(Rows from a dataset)
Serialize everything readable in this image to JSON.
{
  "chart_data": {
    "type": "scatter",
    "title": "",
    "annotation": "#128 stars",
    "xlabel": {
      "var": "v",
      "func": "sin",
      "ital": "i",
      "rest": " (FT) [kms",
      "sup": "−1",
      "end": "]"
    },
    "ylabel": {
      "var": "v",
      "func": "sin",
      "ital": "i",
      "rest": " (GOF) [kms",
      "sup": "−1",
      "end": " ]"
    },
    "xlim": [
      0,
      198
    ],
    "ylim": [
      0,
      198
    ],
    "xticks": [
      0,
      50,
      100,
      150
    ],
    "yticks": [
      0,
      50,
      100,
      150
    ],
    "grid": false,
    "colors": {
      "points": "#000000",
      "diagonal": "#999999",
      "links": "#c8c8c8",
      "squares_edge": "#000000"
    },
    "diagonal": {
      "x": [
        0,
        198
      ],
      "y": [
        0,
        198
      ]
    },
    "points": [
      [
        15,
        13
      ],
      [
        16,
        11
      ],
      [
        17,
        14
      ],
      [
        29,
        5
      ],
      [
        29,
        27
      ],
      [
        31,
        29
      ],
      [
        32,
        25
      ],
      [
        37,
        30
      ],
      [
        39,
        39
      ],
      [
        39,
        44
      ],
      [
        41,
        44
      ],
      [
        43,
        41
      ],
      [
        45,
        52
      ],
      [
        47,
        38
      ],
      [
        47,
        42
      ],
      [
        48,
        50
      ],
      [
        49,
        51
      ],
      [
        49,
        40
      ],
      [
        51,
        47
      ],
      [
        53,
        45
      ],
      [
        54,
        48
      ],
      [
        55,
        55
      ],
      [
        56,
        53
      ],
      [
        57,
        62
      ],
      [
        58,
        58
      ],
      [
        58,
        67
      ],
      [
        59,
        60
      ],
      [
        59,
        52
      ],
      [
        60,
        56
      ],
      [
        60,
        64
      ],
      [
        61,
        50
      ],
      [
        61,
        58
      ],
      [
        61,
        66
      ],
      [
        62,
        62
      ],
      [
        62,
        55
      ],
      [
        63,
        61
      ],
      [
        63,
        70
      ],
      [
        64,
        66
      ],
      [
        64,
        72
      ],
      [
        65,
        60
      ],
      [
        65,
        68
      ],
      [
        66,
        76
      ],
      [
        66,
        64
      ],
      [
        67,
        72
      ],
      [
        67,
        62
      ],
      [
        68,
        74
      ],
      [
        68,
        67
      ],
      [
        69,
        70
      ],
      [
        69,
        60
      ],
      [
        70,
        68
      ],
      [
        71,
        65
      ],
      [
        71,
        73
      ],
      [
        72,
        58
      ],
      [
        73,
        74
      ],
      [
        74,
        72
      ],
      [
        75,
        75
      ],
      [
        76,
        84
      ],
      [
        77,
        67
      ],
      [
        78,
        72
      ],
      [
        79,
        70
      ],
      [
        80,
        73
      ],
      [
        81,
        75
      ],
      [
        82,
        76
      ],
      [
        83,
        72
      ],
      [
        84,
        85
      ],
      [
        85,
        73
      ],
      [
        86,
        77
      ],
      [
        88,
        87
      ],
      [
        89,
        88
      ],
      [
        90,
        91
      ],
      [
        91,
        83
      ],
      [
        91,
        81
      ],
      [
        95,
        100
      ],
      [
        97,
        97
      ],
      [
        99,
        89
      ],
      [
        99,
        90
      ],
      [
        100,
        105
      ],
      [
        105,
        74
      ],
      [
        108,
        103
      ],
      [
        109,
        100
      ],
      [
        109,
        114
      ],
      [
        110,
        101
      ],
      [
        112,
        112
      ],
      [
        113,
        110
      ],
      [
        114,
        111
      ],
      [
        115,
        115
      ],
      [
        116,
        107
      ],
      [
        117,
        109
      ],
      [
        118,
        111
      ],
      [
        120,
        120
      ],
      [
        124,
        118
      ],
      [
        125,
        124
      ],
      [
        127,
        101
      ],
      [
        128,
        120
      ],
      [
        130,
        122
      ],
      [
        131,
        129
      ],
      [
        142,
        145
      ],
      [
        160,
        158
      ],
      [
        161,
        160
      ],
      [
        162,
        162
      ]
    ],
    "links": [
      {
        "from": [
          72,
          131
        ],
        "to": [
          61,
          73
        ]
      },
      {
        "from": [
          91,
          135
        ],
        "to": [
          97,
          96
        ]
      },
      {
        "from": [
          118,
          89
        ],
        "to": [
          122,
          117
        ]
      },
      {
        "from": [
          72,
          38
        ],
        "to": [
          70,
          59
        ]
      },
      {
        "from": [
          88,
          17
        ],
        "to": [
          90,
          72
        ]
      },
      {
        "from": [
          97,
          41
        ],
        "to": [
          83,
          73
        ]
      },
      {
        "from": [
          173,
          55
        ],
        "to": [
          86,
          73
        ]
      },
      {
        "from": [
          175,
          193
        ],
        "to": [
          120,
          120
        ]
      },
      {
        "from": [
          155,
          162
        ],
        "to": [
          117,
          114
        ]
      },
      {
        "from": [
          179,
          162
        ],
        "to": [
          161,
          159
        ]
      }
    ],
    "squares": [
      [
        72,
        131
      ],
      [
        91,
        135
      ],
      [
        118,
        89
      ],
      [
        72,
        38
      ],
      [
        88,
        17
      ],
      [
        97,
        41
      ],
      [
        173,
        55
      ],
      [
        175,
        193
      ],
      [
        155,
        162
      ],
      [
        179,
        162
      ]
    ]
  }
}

> [Problem to work on] Exactly reproduce every line of the data above.

> [Solved exercise]
Serialize everything readable in this image to JSON.
{
  "chart_data": {
    "type": "scatter",
    "title": "",
    "annotation": "#128 stars",
    "xlabel": {
      "var": "v",
      "func": "sin",
      "ital": "i",
      "rest": " (FT) [kms",
      "sup": "−1",
      "end": "]"
    },
    "ylabel": {
      "var": "v",
      "func": "sin",
      "ital": "i",
      "rest": " (GOF) [kms",
      "sup": "−1",
      "end": " ]"
    },
    "xlim": [
      0,
      198
    ],
    "ylim": [
      0,
      198
    ],
    "xticks": [
      0,
      50,
      100,
      150
    ],
    "yticks": [
      0,
      50,
      100,
      150
    ],
    "grid": false,
    "colors": {
      "points": "#000000",
      "diagonal": "#999999",
      "links": "#c8c8c8",
      "squares_edge": "#000000"
    },
    "diagonal": {
      "x": [
        0,
        198
      ],
      "y": [
        0,
        198
      ]
    },
    "points": [
      [
        15,
        13
      ],
      [
        16,
        11
      ],
      [
        17,
        14
      ],
      [
        29,
        5
      ],
      [
        29,
        27
      ],
      [
        31,
        29
      ],
      [
        32,
        25
      ],
      [
        37,
        30
      ],
      [
        39,
        39
      ],
      [
        39,
        44
      ],
      [
        41,
        44
      ],
      [
        43,
        41
      ],
      [
        45,
        52
      ],
      [
        47,
        38
      ],
      [
        47,
        42
      ],
      [
        48,
        50
      ],
      [
        49,
        51
      ],
      [
        49,
        40
      ],
      [
        51,
        47
      ],
      [
        53,
        45
      ],
      [
        54,
        48
      ],
      [
        55,
        55
      ],
      [
        56,
        53
      ],
      [
        57,
        62
      ],
      [
        58,
        58
      ],
      [
        58,
        67
      ],
      [
        59,
        60
      ],
      [
        59,
        52
      ],
      [
        60,
        56
      ],
      [
        60,
        64
      ],
      [
        61,
        50
      ],
      [
        61,
        58
      ],
      [
        61,
        66
      ],
      [
        62,
        62
      ],
      [
        62,
        55
      ],
      [
        63,
        61
      ],
      [
        63,
        70
      ],
      [
        64,
        66
      ],
      [
        64,
        72
      ],
      [
        65,
        60
      ],
      [
        65,
        68
      ],
      [
        66,
        76
      ],
      [
        66,
        64
      ],
      [
        67,
        72
      ],
      [
        67,
        62
      ],
      [
        68,
        74
      ],
      [
        68,
        67
      ],
      [
        69,
        70
      ],
      [
        69,
        60
      ],
      [
        70,
        68
      ],
      [
        71,
        65
      ],
      [
        71,
        73
      ],
      [
        72,
        58
      ],
      [
        73,
        74
      ],
      [
        74,
        72
      ],
      [
        75,
        75
      ],
      [
        76,
        84
      ],
      [
        77,
        67
      ],
      [
        78,
        72
      ],
      [
        79,
        70
      ],
      [
        80,
        73
      ],
      [
        81,
        75
      ],
      [
        82,
        76
      ],
      [
        83,
        72
      ],
      [
        84,
        85
      ],
      [
        85,
        73
      ],
      [
        86,
        77
      ],
      [
        88,
        87
      ],
      [
        89,
        88
      ],
      [
        90,
        91
      ],
      [
        91,
        83
      ],
      [
        91,
        81
      ],
      [
        95,
        100
      ],
      [
        97,
        97
      ],
      [
        99,
        89
      ],
      [
        99,
        90
      ],
      [
        100,
        105
      ],
      [
        105,
        74
      ],
      [
        108,
        103
      ],
      [
        109,
        100
      ],
      [
        109,
        114
      ],
      [
        110,
        101
      ],
      [
        112,
        112
      ],
      [
        113,
        110
      ],
      [
        114,
        111
      ],
      [
        115,
        115
      ],
      [
        116,
        107
      ],
      [
        117,
        109
      ],
      [
        118,
        111
      ],
      [
        120,
        120
      ],
      [
        124,
        118
      ],
      [
        125,
        124
      ],
      [
        127,
        101
      ],
      [
        128,
        120
      ],
      [
        130,
        122
      ],
      [
        131,
        129
      ],
      [
        142,
        145
      ],
      [
        160,
        158
      ],
      [
        161,
        160
      ],
      [
        162,
        162
      ]
    ],
    "links": [
      {
        "from": [
          72,
          131
        ],
        "to": [
          61,
          73
        ]
      },
      {
        "from": [
          91,
          135
        ],
        "to": [
          97,
          96
        ]
      },
      {
        "from": [
          118,
          89
        ],
        "to": [
          122,
          117
        ]
      },
      {
        "from": [
          72,
          38
        ],
        "to": [
          70,
          59
        ]
      },
      {
        "from": [
          88,
          17
        ],
        "to": [
          90,
          72
        ]
      },
      {
        "from": [
          97,
          41
        ],
        "to": [
          83,
          73
        ]
      },
      {
        "from": [
          173,
          55
        ],
        "to": [
          86,
          73
        ]
      },
      {
        "from": [
          175,
          193
        ],
        "to": [
          120,
          120
        ]
      },
      {
        "from": [
          155,
          162
        ],
        "to": [
          117,
          114
        ]
      },
      {
        "from": [
          179,
          162
        ],
        "to": [
          161,
          159
        ]
      }
    ],
    "squares": [
      [
        72,
        131
      ],
      [
        91,
        135
      ],
      [
        118,
        89
      ],
      [
        72,
        38
      ],
      [
        88,
        17
      ],
      [
        97,
        41
      ],
      [
        173,
        55
      ],
      [
        175,
        193
      ],
      [
        155,
        162
      ],
      [
        179,
        162
      ]
    ]
  }
}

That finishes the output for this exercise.